What to work on
Count every line that holds the string "회원가입", then give that number alone.

+++

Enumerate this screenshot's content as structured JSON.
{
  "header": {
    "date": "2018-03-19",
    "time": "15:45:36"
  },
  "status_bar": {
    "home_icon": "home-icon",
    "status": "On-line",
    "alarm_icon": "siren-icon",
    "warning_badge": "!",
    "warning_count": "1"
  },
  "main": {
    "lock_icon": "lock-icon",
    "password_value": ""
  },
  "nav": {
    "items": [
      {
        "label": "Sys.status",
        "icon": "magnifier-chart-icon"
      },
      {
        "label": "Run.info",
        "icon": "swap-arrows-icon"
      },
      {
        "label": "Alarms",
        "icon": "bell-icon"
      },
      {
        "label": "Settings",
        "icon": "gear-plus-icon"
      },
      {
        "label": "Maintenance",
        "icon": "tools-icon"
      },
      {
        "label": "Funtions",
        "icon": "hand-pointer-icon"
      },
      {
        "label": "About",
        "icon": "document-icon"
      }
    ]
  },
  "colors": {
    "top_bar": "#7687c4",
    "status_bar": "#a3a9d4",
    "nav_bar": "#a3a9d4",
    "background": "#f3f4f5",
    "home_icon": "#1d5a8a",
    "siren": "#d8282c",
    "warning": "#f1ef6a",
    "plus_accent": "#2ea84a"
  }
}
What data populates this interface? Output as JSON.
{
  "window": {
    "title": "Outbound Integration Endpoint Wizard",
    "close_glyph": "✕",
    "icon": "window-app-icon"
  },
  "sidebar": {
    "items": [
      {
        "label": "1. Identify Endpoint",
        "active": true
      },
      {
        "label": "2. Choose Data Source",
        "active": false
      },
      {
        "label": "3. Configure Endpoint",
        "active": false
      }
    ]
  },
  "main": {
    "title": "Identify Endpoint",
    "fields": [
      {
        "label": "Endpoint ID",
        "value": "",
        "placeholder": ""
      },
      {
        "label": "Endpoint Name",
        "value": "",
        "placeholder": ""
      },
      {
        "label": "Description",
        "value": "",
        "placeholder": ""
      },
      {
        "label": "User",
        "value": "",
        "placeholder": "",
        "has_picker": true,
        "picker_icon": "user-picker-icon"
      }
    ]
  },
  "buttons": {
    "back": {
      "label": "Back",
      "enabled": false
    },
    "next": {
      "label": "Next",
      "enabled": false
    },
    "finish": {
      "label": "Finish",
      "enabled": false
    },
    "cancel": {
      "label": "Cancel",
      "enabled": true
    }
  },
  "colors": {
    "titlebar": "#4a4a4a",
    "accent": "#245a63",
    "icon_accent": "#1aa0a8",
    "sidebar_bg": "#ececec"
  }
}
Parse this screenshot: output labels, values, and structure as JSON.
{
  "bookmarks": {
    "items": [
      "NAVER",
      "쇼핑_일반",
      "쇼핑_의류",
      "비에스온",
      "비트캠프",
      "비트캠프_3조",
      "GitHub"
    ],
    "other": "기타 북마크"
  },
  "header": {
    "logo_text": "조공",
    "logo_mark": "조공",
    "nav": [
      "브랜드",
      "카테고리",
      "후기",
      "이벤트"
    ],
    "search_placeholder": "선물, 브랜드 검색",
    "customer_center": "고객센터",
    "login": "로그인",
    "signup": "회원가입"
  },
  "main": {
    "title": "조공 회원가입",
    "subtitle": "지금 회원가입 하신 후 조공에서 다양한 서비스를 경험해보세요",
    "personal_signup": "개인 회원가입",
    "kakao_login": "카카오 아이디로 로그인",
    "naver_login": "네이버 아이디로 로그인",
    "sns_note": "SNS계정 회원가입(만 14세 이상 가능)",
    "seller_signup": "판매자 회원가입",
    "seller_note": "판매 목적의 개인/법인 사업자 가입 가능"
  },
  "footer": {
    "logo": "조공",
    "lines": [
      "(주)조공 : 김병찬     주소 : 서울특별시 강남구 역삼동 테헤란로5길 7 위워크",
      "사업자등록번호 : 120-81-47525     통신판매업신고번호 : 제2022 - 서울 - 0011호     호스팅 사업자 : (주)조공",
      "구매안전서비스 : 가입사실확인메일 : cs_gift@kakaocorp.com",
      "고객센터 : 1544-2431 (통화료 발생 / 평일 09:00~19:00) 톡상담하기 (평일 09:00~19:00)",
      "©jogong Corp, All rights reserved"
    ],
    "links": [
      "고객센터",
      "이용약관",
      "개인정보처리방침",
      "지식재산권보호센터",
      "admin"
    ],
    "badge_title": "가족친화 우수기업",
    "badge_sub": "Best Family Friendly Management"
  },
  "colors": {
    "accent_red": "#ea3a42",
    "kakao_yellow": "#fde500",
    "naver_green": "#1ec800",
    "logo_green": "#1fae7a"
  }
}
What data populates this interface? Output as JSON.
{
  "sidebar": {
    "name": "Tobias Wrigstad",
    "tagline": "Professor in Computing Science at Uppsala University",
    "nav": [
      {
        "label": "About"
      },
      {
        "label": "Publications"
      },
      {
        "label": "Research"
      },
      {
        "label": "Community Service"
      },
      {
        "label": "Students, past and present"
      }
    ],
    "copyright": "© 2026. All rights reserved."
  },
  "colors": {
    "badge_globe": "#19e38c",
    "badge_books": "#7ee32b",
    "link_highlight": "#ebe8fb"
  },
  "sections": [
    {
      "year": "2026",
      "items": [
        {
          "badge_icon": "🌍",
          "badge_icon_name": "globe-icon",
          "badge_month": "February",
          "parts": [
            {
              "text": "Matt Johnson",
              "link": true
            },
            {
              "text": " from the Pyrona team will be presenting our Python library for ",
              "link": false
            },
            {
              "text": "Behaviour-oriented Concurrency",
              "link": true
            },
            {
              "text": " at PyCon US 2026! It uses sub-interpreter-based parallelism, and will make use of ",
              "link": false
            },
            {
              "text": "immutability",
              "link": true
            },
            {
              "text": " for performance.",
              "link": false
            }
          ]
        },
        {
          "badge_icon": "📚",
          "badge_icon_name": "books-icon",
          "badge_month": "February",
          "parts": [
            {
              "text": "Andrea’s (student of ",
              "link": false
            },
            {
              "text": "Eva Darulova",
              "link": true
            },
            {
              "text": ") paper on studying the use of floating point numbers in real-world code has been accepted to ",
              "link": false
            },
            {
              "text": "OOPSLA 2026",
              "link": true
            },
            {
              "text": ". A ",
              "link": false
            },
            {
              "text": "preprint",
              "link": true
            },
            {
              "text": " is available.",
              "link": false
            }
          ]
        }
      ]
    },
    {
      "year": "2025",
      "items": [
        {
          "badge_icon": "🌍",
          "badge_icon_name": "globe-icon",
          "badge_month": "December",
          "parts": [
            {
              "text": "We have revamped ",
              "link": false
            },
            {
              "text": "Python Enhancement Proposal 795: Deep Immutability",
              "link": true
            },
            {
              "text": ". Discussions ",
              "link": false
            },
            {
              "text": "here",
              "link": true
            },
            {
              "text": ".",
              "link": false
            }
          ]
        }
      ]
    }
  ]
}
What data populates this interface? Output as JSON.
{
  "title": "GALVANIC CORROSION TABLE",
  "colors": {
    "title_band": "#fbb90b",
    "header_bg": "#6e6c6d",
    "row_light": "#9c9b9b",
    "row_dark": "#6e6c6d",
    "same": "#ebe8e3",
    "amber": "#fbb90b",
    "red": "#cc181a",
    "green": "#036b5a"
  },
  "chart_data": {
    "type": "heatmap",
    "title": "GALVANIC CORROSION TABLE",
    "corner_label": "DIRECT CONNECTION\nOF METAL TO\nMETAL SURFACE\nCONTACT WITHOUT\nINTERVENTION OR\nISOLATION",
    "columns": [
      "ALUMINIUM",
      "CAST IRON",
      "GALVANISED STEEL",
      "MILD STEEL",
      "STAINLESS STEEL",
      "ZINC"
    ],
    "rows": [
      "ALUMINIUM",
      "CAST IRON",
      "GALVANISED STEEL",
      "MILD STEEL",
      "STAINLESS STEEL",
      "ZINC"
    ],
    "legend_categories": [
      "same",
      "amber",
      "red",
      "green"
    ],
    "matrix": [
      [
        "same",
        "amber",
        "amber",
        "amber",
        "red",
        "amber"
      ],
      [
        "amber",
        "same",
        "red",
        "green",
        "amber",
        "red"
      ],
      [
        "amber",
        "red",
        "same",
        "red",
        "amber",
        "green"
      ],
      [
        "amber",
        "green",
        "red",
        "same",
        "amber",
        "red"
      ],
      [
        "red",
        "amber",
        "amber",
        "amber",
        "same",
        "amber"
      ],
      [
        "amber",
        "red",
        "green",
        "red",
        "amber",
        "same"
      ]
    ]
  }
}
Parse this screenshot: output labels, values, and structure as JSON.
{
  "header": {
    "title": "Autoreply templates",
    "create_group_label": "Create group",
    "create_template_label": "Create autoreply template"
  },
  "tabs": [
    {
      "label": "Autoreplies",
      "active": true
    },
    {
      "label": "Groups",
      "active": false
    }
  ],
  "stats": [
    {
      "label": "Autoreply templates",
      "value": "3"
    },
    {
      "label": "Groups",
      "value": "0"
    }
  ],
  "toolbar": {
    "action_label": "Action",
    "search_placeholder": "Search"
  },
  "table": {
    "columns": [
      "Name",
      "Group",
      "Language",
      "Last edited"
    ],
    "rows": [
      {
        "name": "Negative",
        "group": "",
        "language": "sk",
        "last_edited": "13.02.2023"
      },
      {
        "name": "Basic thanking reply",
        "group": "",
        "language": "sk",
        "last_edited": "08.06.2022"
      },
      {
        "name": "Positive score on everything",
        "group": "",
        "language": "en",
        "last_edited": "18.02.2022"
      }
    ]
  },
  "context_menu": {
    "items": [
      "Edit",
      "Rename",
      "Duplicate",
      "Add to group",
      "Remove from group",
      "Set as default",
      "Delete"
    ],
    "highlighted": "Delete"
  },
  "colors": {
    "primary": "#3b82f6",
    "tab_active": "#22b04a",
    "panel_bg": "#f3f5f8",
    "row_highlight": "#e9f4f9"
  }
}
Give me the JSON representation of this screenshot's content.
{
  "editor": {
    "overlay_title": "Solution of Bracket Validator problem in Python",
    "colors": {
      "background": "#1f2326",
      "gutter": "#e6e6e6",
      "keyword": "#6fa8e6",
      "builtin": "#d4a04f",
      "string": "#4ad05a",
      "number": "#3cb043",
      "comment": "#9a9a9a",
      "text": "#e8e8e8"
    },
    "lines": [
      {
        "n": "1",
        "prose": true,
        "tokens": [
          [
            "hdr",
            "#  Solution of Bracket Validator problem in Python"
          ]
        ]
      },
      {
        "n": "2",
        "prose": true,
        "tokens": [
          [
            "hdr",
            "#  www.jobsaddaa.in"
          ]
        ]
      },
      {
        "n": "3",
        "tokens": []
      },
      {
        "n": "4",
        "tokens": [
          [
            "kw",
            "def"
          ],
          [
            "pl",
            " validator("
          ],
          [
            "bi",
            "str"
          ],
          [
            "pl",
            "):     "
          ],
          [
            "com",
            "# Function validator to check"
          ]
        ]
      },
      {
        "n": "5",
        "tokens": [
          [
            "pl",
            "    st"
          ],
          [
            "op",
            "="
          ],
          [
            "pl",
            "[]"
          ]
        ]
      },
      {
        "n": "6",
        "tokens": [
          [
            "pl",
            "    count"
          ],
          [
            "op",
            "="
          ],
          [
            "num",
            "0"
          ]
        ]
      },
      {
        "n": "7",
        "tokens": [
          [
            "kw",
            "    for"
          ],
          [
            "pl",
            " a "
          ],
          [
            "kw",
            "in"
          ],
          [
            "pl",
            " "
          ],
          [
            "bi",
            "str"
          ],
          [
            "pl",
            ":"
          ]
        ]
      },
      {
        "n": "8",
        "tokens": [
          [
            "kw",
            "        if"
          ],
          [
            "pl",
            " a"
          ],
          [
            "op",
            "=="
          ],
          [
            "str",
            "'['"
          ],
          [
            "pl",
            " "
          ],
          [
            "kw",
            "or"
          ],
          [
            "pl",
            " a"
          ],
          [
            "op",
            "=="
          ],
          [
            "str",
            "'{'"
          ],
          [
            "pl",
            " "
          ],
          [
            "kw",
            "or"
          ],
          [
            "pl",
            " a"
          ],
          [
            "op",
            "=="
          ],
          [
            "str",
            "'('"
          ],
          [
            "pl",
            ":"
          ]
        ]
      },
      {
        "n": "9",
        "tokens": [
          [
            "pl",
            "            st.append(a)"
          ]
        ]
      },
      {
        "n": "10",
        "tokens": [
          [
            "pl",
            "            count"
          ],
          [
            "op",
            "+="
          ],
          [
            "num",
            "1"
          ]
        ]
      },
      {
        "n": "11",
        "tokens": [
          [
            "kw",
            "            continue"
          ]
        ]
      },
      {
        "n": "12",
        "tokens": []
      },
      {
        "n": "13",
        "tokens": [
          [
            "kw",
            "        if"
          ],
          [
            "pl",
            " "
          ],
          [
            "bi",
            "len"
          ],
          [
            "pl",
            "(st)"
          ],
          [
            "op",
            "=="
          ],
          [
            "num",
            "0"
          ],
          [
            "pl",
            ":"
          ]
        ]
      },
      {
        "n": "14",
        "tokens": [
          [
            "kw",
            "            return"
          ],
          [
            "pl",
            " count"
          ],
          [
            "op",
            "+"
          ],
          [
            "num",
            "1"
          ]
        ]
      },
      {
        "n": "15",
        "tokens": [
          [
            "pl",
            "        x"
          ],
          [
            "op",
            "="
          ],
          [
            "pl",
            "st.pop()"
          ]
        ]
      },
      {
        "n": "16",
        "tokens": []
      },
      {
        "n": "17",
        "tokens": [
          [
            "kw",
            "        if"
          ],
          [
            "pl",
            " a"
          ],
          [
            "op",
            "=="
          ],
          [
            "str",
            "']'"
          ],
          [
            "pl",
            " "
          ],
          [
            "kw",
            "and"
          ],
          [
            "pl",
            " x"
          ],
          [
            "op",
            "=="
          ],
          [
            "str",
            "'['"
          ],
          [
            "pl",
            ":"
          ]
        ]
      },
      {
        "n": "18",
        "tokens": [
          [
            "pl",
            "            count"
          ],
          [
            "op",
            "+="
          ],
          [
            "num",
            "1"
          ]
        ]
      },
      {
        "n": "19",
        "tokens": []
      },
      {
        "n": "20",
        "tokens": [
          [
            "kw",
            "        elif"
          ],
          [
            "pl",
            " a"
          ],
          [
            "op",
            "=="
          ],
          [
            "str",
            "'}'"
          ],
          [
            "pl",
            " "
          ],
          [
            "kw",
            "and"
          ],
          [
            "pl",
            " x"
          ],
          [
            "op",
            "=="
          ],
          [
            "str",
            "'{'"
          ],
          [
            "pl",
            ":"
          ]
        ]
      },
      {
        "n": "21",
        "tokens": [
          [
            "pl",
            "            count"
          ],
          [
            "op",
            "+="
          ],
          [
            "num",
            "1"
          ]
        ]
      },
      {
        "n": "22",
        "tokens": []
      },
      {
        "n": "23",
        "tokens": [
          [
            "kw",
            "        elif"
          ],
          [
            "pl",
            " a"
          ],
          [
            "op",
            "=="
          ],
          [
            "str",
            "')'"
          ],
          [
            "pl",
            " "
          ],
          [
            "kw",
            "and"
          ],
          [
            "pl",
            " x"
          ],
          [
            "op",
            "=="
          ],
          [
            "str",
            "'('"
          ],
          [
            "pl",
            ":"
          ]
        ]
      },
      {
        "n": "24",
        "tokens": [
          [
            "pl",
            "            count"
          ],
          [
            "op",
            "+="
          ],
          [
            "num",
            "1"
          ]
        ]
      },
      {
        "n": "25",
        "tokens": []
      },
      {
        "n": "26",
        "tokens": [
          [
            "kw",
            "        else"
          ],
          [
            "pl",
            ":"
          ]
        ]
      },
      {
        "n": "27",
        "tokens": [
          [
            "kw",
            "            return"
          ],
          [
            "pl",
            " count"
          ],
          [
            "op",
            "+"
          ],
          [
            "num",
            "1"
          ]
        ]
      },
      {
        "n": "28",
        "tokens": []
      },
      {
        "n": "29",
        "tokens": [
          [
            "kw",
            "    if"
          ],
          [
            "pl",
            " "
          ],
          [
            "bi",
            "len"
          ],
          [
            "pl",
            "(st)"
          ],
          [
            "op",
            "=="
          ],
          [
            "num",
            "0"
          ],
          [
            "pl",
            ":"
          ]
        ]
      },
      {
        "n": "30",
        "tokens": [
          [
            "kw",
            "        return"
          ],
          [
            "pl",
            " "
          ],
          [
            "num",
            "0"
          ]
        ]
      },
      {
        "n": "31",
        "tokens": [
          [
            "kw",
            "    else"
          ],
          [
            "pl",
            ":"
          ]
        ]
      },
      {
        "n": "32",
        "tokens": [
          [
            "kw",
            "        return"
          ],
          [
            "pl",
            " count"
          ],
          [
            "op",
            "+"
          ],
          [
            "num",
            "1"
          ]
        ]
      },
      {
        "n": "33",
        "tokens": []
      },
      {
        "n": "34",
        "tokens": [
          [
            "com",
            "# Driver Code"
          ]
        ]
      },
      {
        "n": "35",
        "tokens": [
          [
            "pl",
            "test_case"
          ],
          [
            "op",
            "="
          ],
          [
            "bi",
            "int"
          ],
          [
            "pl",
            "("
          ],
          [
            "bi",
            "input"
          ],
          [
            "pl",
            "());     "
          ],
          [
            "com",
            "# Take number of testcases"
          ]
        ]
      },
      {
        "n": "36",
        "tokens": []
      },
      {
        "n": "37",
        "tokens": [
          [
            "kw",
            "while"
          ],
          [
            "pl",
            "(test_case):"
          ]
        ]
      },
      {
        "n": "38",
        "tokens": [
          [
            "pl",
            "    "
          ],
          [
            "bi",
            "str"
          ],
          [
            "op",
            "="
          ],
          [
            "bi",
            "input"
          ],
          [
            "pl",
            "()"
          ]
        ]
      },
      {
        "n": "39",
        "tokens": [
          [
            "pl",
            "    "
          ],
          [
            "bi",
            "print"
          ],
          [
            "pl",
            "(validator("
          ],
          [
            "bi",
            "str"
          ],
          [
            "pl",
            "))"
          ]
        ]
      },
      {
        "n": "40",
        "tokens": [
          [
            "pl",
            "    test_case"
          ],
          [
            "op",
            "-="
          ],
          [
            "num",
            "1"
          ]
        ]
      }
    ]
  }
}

+++

Solution for this task
6